**Directions for this task:** Output all lines exactly, with nothing added or dropped.

(Some records)
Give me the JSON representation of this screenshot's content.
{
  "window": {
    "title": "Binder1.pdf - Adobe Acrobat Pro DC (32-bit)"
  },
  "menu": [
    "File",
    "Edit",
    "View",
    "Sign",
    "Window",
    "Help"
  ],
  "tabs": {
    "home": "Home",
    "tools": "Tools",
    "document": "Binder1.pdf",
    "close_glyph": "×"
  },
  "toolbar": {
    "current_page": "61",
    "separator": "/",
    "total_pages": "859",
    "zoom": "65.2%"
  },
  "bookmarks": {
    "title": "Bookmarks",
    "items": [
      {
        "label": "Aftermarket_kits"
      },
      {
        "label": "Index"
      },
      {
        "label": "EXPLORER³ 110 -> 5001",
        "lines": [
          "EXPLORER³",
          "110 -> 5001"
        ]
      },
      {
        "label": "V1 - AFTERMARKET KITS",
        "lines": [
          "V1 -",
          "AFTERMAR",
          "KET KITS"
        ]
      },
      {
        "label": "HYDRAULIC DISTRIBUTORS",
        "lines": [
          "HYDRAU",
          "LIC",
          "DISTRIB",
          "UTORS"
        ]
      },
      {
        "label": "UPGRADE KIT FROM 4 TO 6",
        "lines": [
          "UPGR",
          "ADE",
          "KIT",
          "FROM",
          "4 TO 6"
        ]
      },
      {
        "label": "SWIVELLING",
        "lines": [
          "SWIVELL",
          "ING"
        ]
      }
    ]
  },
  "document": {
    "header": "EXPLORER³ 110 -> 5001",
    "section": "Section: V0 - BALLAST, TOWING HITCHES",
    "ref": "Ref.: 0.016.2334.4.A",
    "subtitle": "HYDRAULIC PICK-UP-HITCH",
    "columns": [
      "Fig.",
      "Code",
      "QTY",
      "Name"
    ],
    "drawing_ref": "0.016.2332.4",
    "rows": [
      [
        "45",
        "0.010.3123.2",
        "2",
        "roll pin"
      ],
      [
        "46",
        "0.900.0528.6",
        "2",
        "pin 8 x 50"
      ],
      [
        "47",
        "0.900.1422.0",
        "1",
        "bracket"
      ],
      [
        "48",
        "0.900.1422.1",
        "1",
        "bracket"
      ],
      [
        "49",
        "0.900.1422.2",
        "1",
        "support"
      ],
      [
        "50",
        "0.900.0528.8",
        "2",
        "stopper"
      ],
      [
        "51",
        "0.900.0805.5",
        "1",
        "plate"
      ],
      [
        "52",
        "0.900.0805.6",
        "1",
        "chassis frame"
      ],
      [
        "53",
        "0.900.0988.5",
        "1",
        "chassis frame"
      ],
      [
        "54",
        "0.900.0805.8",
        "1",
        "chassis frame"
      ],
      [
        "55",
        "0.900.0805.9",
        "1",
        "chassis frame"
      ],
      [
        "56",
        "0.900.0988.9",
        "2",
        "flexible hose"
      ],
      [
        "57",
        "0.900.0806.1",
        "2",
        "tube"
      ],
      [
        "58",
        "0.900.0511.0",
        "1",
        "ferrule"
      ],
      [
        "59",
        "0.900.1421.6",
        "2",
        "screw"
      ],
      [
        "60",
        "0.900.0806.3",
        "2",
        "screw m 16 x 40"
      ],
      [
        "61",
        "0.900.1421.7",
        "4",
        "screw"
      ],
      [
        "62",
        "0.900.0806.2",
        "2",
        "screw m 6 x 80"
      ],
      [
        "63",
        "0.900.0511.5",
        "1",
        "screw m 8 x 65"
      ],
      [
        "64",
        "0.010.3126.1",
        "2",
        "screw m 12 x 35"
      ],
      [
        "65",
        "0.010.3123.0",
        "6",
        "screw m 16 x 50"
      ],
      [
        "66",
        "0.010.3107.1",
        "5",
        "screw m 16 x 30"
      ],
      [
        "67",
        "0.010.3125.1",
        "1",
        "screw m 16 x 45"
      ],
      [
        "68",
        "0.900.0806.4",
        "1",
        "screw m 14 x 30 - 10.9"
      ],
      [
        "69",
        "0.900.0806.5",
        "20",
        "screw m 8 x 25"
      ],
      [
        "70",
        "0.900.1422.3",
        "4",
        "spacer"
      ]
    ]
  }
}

**Response to this exercise:**
Give me the JSON representation of this screenshot's content.
{
  "window": {
    "title": "Binder1.pdf - Adobe Acrobat Pro DC (32-bit)"
  },
  "menu": [
    "File",
    "Edit",
    "View",
    "Sign",
    "Window",
    "Help"
  ],
  "tabs": {
    "home": "Home",
    "tools": "Tools",
    "document": "Binder1.pdf",
    "close_glyph": "×"
  },
  "toolbar": {
    "current_page": "61",
    "separator": "/",
    "total_pages": "859",
    "zoom": "65.2%"
  },
  "bookmarks": {
    "title": "Bookmarks",
    "items": [
      {
        "label": "Aftermarket_kits"
      },
      {
        "label": "Index"
      },
      {
        "label": "EXPLORER³ 110 -> 5001",
        "lines": [
          "EXPLORER³",
          "110 -> 5001"
        ]
      },
      {
        "label": "V1 - AFTERMARKET KITS",
        "lines": [
          "V1 -",
          "AFTERMAR",
          "KET KITS"
        ]
      },
      {
        "label": "HYDRAULIC DISTRIBUTORS",
        "lines": [
          "HYDRAU",
          "LIC",
          "DISTRIB",
          "UTORS"
        ]
      },
      {
        "label": "UPGRADE KIT FROM 4 TO 6",
        "lines": [
          "UPGR",
          "ADE",
          "KIT",
          "FROM",
          "4 TO 6"
        ]
      },
      {
        "label": "SWIVELLING",
        "lines": [
          "SWIVELL",
          "ING"
        ]
      }
    ]
  },
  "document": {
    "header": "EXPLORER³ 110 -> 5001",
    "section": "Section: V0 - BALLAST, TOWING HITCHES",
    "ref": "Ref.: 0.016.2334.4.A",
    "subtitle": "HYDRAULIC PICK-UP-HITCH",
    "columns": [
      "Fig.",
      "Code",
      "QTY",
      "Name"
    ],
    "drawing_ref": "0.016.2332.4",
    "rows": [
      [
        "45",
        "0.010.3123.2",
        "2",
        "roll pin"
      ],
      [
        "46",
        "0.900.0528.6",
        "2",
        "pin 8 x 50"
      ],
      [
        "47",
        "0.900.1422.0",
        "1",
        "bracket"
      ],
      [
        "48",
        "0.900.1422.1",
        "1",
        "bracket"
      ],
      [
        "49",
        "0.900.1422.2",
        "1",
        "support"
      ],
      [
        "50",
        "0.900.0528.8",
        "2",
        "stopper"
      ],
      [
        "51",
        "0.900.0805.5",
        "1",
        "plate"
      ],
      [
        "52",
        "0.900.0805.6",
        "1",
        "chassis frame"
      ],
      [
        "53",
        "0.900.0988.5",
        "1",
        "chassis frame"
      ],
      [
        "54",
        "0.900.0805.8",
        "1",
        "chassis frame"
      ],
      [
        "55",
        "0.900.0805.9",
        "1",
        "chassis frame"
      ],
      [
        "56",
        "0.900.0988.9",
        "2",
        "flexible hose"
      ],
      [
        "57",
        "0.900.0806.1",
        "2",
        "tube"
      ],
      [
        "58",
        "0.900.0511.0",
        "1",
        "ferrule"
      ],
      [
        "59",
        "0.900.1421.6",
        "2",
        "screw"
      ],
      [
        "60",
        "0.900.0806.3",
        "2",
        "screw m 16 x 40"
      ],
      [
        "61",
        "0.900.1421.7",
        "4",
        "screw"
      ],
      [
        "62",
        "0.900.0806.2",
        "2",
        "screw m 6 x 80"
      ],
      [
        "63",
        "0.900.0511.5",
        "1",
        "screw m 8 x 65"
      ],
      [
        "64",
        "0.010.3126.1",
        "2",
        "screw m 12 x 35"
      ],
      [
        "65",
        "0.010.3123.0",
        "6",
        "screw m 16 x 50"
      ],
      [
        "66",
        "0.010.3107.1",
        "5",
        "screw m 16 x 30"
      ],
      [
        "67",
        "0.010.3125.1",
        "1",
        "screw m 16 x 45"
      ],
      [
        "68",
        "0.900.0806.4",
        "1",
        "screw m 14 x 30 - 10.9"
      ],
      [
        "69",
        "0.900.0806.5",
        "20",
        "screw m 8 x 25"
      ],
      [
        "70",
        "0.900.1422.3",
        "4",
        "spacer"
      ]
    ]
  }
}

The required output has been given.